Perintah Tugas.
Tolong ringkas paragraf teks halaman di bawah yang diawali "Mengenai ketertarikan Taring" menjadi beberapa butir singkat dengan tetap memuat fakta utamanya.

Mengenai ketertarikan Taring pada tema sosial-politik, Taring memaparkan bahwa tujuan mereka bukan karena ingin terlihat keren. Taring merasa bahwa kita harus sensitif terhadap apa yang terjadi di sekitar kita. Secara mengalir, mereka menuangkan pola pikir dalam sebuah karya. Tetapi, album kedua tak sepenuhnya tentang isu sosial-politik. Orkestrasi Kontra Senyap dirasa lebih personal, terutama dengan adanya sebuah lagu berjudul “Ibu”, yang dibuat oleh sang vokalis. Selama pembuatan album kedua, Ibu dari Hardy sedang dalam kondisi yang kurang baik. Hardy harus bolak-balik ke rumah sakit setelah proses rekaman per harinya. Hingga di suatu hari, sang Ibu meninggal dunia. Sebagai sosok yang paling berharga untuk Hardy, ia mendedikasikan lagu tersebut untuk ibunya dan secara persuasif ia pun ingin mengajak tiap pendengarnya untuk lebih menghargai sosok ibu. Penjelasan ini menjadi penutup segmen pertama dari sidang, di mana sekitar pukul 20.45 WIB, sidang diskors oleh sang Hakim Man Jasad.

Entri elemen yang dianotasi.
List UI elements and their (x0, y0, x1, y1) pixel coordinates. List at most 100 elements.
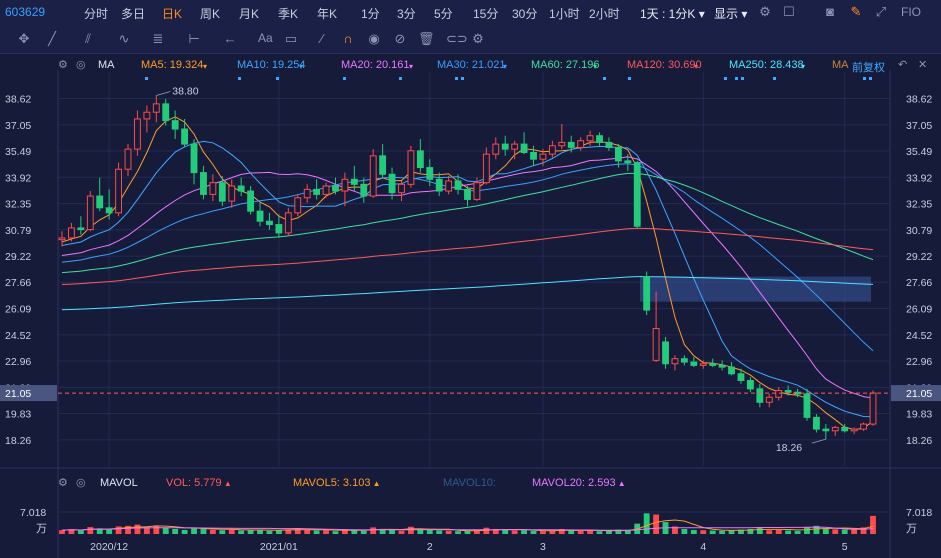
volume-bar[interactable] (313, 530, 320, 534)
volume-bar[interactable] (379, 528, 386, 534)
candle[interactable] (718, 364, 726, 368)
f10-button[interactable]: FIO (901, 5, 921, 19)
volume-bar[interactable] (294, 528, 301, 534)
tab-8[interactable]: 3分 (397, 7, 416, 21)
vol-legend-item[interactable]: MAVOL5: 3.103 ▲ (293, 477, 381, 489)
candle[interactable] (218, 182, 226, 202)
ma-legend-item[interactable]: MA120: 30.690 (627, 59, 702, 71)
volume-bar[interactable] (332, 531, 339, 534)
candle[interactable] (709, 363, 717, 366)
volume-bar[interactable] (115, 526, 122, 534)
tab-4[interactable]: 月K (239, 7, 260, 21)
candle[interactable] (162, 103, 170, 122)
candle[interactable] (473, 182, 481, 200)
hide-icon[interactable]: ⊘ (394, 31, 406, 46)
volume-bar[interactable] (172, 528, 179, 534)
volume-bar[interactable] (577, 530, 584, 534)
link-icon[interactable]: ⊂⊃ (446, 31, 468, 46)
volume-bar[interactable] (615, 529, 622, 534)
candle[interactable] (181, 128, 189, 145)
volume-bar[interactable] (87, 527, 94, 534)
volume-bar[interactable] (106, 529, 113, 534)
volume-bar[interactable] (719, 530, 726, 534)
volume-bar[interactable] (832, 529, 839, 534)
volume-bar[interactable] (549, 530, 556, 534)
volume-bar[interactable] (672, 526, 678, 534)
volume-bar[interactable] (181, 529, 188, 534)
candle[interactable] (482, 153, 490, 184)
candle[interactable] (860, 423, 867, 430)
candle[interactable] (746, 379, 754, 390)
candle[interactable] (492, 143, 500, 155)
candle[interactable] (822, 428, 830, 432)
volume-bar[interactable] (360, 530, 367, 534)
candle[interactable] (511, 143, 519, 150)
volume-bar[interactable] (275, 530, 282, 534)
gap-zone[interactable] (640, 276, 871, 302)
tab-5[interactable]: 季K (278, 7, 299, 21)
ma-legend-item[interactable]: MA30: 21.021 (437, 59, 506, 71)
candle[interactable] (124, 148, 132, 170)
magnet-icon[interactable]: ∩ (343, 31, 353, 46)
candle[interactable] (567, 141, 575, 148)
pen-icon[interactable]: ∕ (320, 31, 324, 46)
volume-bar[interactable] (540, 531, 546, 534)
candle[interactable] (850, 428, 858, 432)
tab-1[interactable]: 多日 (121, 7, 146, 21)
tab-10[interactable]: 15分 (473, 7, 499, 21)
candle[interactable] (360, 183, 368, 197)
candle[interactable] (256, 210, 264, 222)
candle[interactable] (662, 341, 669, 365)
volume-bar[interactable] (813, 525, 820, 534)
ma-legend-item[interactable]: MA250: 28.438 (729, 59, 804, 71)
volume-bar[interactable] (738, 529, 744, 534)
close-icon[interactable]: ✕ (918, 59, 928, 71)
volume-bar[interactable] (624, 530, 631, 534)
candle[interactable] (369, 155, 377, 197)
candle[interactable] (614, 146, 622, 162)
volume-bar[interactable] (841, 529, 848, 534)
tab-11[interactable]: 30分 (512, 7, 538, 21)
eye-icon[interactable]: ◉ (368, 31, 380, 46)
candle[interactable] (416, 150, 424, 169)
square-icon[interactable]: ☐ (783, 4, 795, 19)
eye-icon[interactable]: ◎ (76, 59, 86, 71)
volume-bar[interactable] (200, 528, 207, 534)
candle[interactable] (765, 396, 773, 403)
vol-legend-item[interactable]: MAVOL10: (443, 477, 496, 489)
volume-bar[interactable] (341, 529, 348, 534)
volume-bar[interactable] (775, 529, 782, 534)
volume-bar[interactable] (860, 527, 867, 534)
volume-bar[interactable] (426, 529, 433, 534)
volume-bar[interactable] (464, 530, 471, 534)
volume-bar[interactable] (209, 529, 216, 534)
candle[interactable] (624, 160, 632, 164)
volume-bar[interactable] (822, 528, 829, 534)
volume-bar[interactable] (766, 530, 773, 534)
volume-bar[interactable] (521, 530, 528, 534)
ma-indicator-name[interactable]: MA (98, 59, 115, 71)
volume-bar[interactable] (558, 528, 565, 534)
volume-bar[interactable] (568, 530, 575, 534)
candle[interactable] (143, 111, 151, 120)
candle[interactable] (520, 143, 528, 153)
candle[interactable] (96, 195, 104, 209)
candle[interactable] (247, 190, 255, 212)
fib-icon[interactable]: ≣ (152, 31, 164, 46)
wave-icon[interactable]: ∿ (118, 31, 130, 46)
candle[interactable] (322, 185, 330, 195)
ma-legend-item[interactable]: MA60: 27.196 (531, 59, 600, 71)
candle[interactable] (266, 220, 273, 226)
volume-bar[interactable] (134, 524, 141, 534)
volume-bar[interactable] (417, 528, 424, 534)
candle[interactable] (86, 195, 94, 231)
undo-icon[interactable]: ↶ (898, 59, 908, 71)
ma-legend-item[interactable]: MA (832, 59, 849, 71)
candle[interactable] (737, 373, 745, 381)
volume-bar[interactable] (77, 530, 84, 534)
candle[interactable] (728, 366, 735, 375)
candle[interactable] (68, 227, 75, 239)
volume-bar[interactable] (398, 530, 405, 534)
ma-legend-item[interactable]: MA5: 19.324 (141, 59, 204, 71)
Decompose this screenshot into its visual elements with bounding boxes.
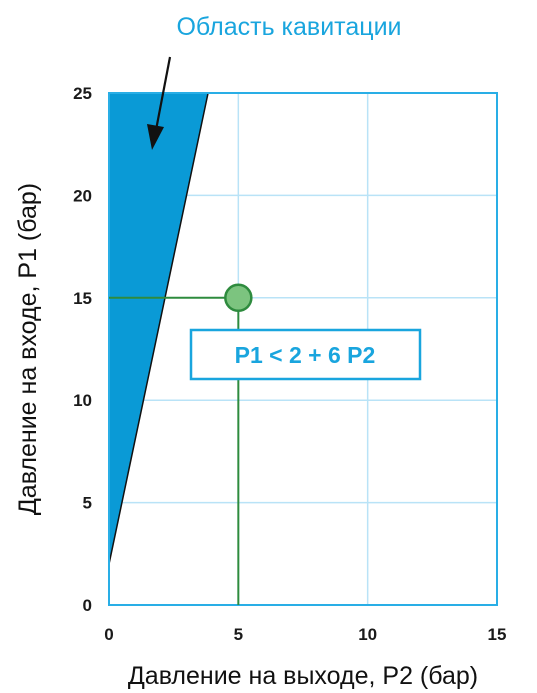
x-axis-label: Давление на выходе, P2 (бар)	[128, 662, 478, 690]
formula-box: P1 < 2 + 6 P2	[189, 328, 422, 381]
plot-frame	[108, 92, 498, 606]
region-annotation-arrow	[147, 56, 172, 150]
y-tick-labels: 0 5 10 15 20 25	[73, 84, 92, 615]
x-tick-labels: 0 5 10 15	[104, 625, 506, 644]
y-tick-label: 10	[73, 391, 92, 410]
x-tick-label: 0	[104, 625, 113, 644]
y-tick-label: 20	[73, 186, 92, 205]
x-tick-label: 10	[358, 625, 377, 644]
formula-label: P1 < 2 + 6 P2	[235, 342, 376, 368]
region-annotation-label: Область кавитации	[176, 13, 401, 41]
arrow-head	[147, 124, 164, 150]
arrow-shaft	[154, 56, 172, 131]
formula-box-border	[189, 328, 422, 381]
y-tick-label: 0	[83, 596, 92, 615]
y-tick-label: 25	[73, 84, 92, 103]
y-tick-label: 15	[73, 289, 92, 308]
cavitation-region	[108, 92, 209, 565]
y-axis-label: Давление на входе, P1 (бар)	[14, 183, 42, 515]
data-point-marker	[224, 283, 253, 313]
x-tick-label: 15	[488, 625, 507, 644]
y-tick-label: 5	[83, 494, 92, 513]
x-tick-label: 5	[234, 625, 243, 644]
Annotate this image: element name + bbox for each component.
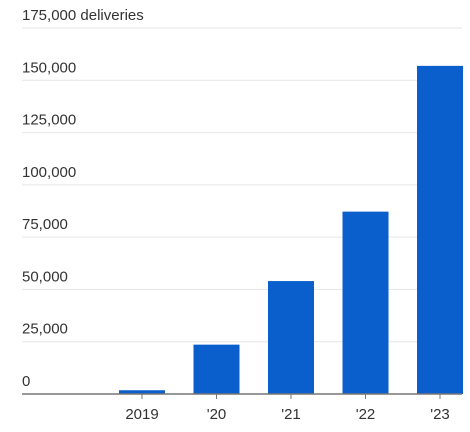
y-tick-label: 50,000	[22, 268, 68, 285]
y-tick-label: 125,000	[22, 112, 76, 129]
x-tick-label: '20	[207, 406, 227, 423]
bar	[119, 390, 165, 394]
bar	[268, 281, 314, 394]
y-tick-label: 75,000	[22, 216, 68, 233]
bar	[193, 344, 240, 394]
bar	[417, 65, 463, 394]
x-tick-label: '21	[281, 406, 301, 423]
x-tick-label: '22	[356, 406, 376, 423]
x-tick-label: 2019	[125, 406, 158, 423]
gridlines	[22, 27, 462, 343]
y-tick-label: 150,000	[22, 59, 76, 76]
x-axis	[22, 393, 462, 399]
y-tick-label: 25,000	[22, 321, 68, 338]
y-tick-label: 0	[22, 373, 30, 390]
tick-labels: 0 25,000 50,000 75,000 100,000 125,000 150,000…	[22, 7, 450, 423]
y-tick-label: 100,000	[22, 164, 76, 181]
bars	[119, 65, 463, 394]
bar	[342, 211, 389, 394]
x-tick-label: '23	[430, 406, 450, 423]
y-tick-label: 175,000 deliveries	[22, 7, 144, 24]
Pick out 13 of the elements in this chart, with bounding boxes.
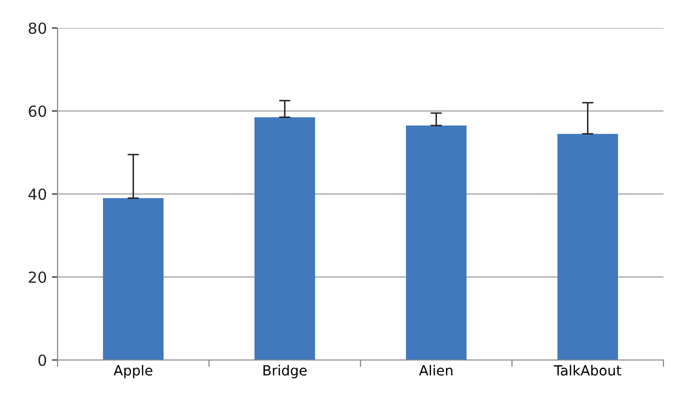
y-tick-label: 40 [28,188,46,200]
x-tick-label: Alien [419,364,452,376]
bar [557,134,618,360]
y-tick-label: 60 [28,105,46,118]
bar [254,117,316,360]
y-tick-label: 0 [38,354,46,366]
x-tick-label: Apple [114,364,152,378]
bar [406,126,467,360]
x-tick-label: TalkAbout [554,364,622,376]
y-tick-label: 20 [28,271,46,284]
x-tick-label: Bridge [263,364,307,378]
y-tick-label: 80 [28,22,46,34]
bar [102,198,164,360]
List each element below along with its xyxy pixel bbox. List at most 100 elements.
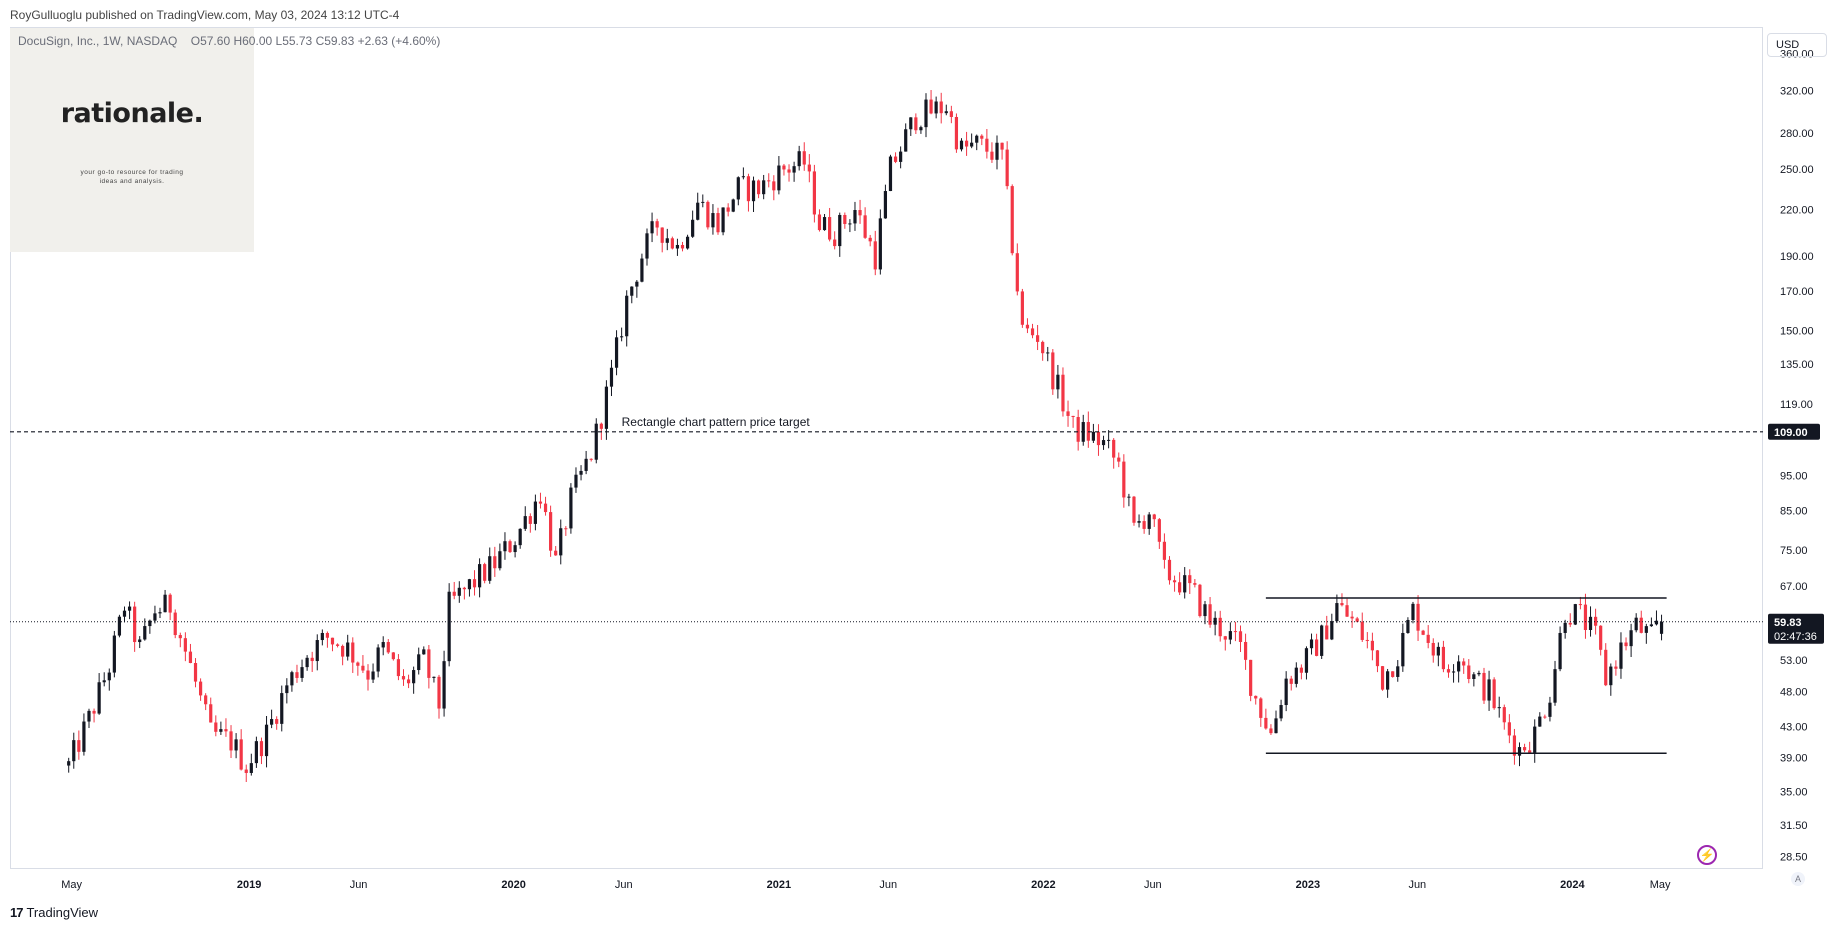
- candle: [1487, 670, 1491, 711]
- candle-body: [868, 237, 872, 242]
- candle: [756, 179, 761, 199]
- candle-body: [564, 528, 568, 530]
- candle: [589, 458, 593, 462]
- candle: [513, 541, 517, 558]
- candle-body: [949, 111, 953, 117]
- candle: [1528, 741, 1532, 754]
- candle: [1406, 617, 1410, 634]
- candle-body: [1639, 617, 1643, 633]
- candle-body: [1472, 674, 1476, 679]
- currency-button[interactable]: USD: [1767, 33, 1827, 57]
- candle-body: [1492, 679, 1496, 709]
- candle-body: [635, 281, 639, 287]
- candle: [204, 693, 208, 711]
- candle: [1289, 675, 1293, 691]
- candle-body: [1401, 632, 1405, 667]
- candle-body: [944, 111, 948, 114]
- candle-body: [975, 135, 979, 143]
- candle: [1462, 658, 1466, 674]
- candle-body: [259, 741, 264, 757]
- candle: [1172, 575, 1177, 592]
- candle: [193, 658, 198, 688]
- candle-body: [797, 151, 801, 167]
- candle-body: [711, 213, 715, 228]
- candle-body: [254, 741, 258, 764]
- candle-body: [1558, 632, 1562, 670]
- candle: [1604, 643, 1608, 687]
- candle-body: [939, 101, 943, 114]
- candle-body: [1030, 328, 1035, 336]
- footer-brand[interactable]: 17 TradingView: [10, 905, 98, 920]
- candle: [168, 593, 172, 621]
- auto-scale-button[interactable]: A: [1791, 872, 1805, 886]
- candle-body: [620, 336, 624, 338]
- candle-body: [341, 645, 345, 657]
- candle-body: [762, 180, 766, 195]
- candle: [944, 104, 948, 116]
- candle-body: [219, 729, 223, 732]
- candle: [366, 664, 370, 691]
- candle-body: [959, 140, 964, 150]
- candle: [498, 543, 502, 571]
- candle: [396, 654, 401, 681]
- candle-body: [305, 657, 309, 668]
- legend-change: +2.63 (+4.60%): [357, 34, 441, 48]
- candle-body: [285, 685, 289, 694]
- candle-body: [1015, 253, 1019, 292]
- candle-body: [964, 140, 969, 147]
- candle-body: [264, 724, 269, 757]
- candle: [696, 192, 700, 221]
- candle-body: [594, 423, 598, 460]
- legend-high: H60.00: [233, 34, 273, 48]
- candle-body: [1076, 417, 1080, 442]
- publisher-bar: RoyGulluoglu published on TradingView.co…: [0, 0, 1835, 28]
- candle-body: [275, 719, 279, 724]
- candle-body: [1147, 514, 1151, 529]
- footer-brand-label: TradingView: [26, 905, 99, 920]
- candle: [1279, 699, 1283, 722]
- candle-body: [980, 135, 984, 139]
- candle-body: [1380, 666, 1385, 690]
- candle-body: [427, 649, 431, 678]
- y-tick-label: 190.00: [1780, 251, 1814, 263]
- lightning-icon[interactable]: ⚡: [1697, 845, 1717, 865]
- candle-body: [533, 501, 537, 524]
- candle-body: [909, 117, 913, 130]
- candle: [1436, 642, 1440, 667]
- candle-body: [746, 176, 751, 202]
- candle: [87, 708, 91, 729]
- candle-body: [1254, 695, 1258, 699]
- candle: [1522, 743, 1527, 753]
- candle: [533, 494, 537, 531]
- candle: [92, 708, 96, 723]
- candle: [751, 176, 756, 213]
- candle: [1167, 556, 1172, 585]
- candle-body: [741, 176, 745, 178]
- y-tick-label: 220.00: [1780, 204, 1814, 216]
- candle-body: [442, 661, 446, 709]
- candle: [356, 661, 360, 676]
- candle: [1325, 615, 1329, 640]
- candle: [1091, 423, 1095, 443]
- candle-body: [777, 165, 781, 191]
- candle-body: [1142, 521, 1146, 529]
- candle: [893, 152, 898, 164]
- candle: [1081, 414, 1085, 446]
- candle-body: [1436, 646, 1440, 656]
- candle: [320, 629, 324, 646]
- candle-body: [483, 564, 487, 581]
- candle: [219, 721, 223, 735]
- candle-body: [858, 210, 862, 216]
- candle-body: [1467, 665, 1471, 679]
- candle-body: [1619, 642, 1623, 669]
- candle: [640, 253, 644, 283]
- candle-body: [1502, 707, 1506, 723]
- candle: [909, 117, 913, 136]
- candle-body: [249, 763, 253, 773]
- x-tick-label: Jun: [350, 879, 368, 891]
- candle: [574, 467, 578, 493]
- candle-body: [990, 151, 994, 160]
- candle-body: [412, 670, 416, 684]
- candle: [904, 123, 908, 152]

Jawaban Tugas.
- Taring mengangkat tema sosial-politik bukan agar terlihat keren, melainkan karena merasa kita harus peka terhadap apa yang terjadi di sekitar. Pola pikir itu mereka tuangkan ke dalam karya secara mengalir.
- Album kedua, Orkestrasi Kontra Senyap, tidak sepenuhnya membahas isu sosial-politik dan terasa lebih personal, terutama karena lagu "Ibu" yang dibuat oleh sang vokalis.
- Selama pembuatan album, ibu Hardy sedang dalam kondisi kurang baik. Setiap hari, setelah rekaman, Hardy harus bolak-balik ke rumah sakit hingga ibunya meninggal dunia.
- Hardy mendedikasikan lagu itu untuk ibunya, sosok yang paling berharga baginya. Ia juga ingin mengajak pendengar untuk lebih menghargai sosok ibu.
- Penjelasan ini menutup segmen pertama sidang, yang diskors oleh Hakim Man Jasad sekitar pukul 20.45 WIB.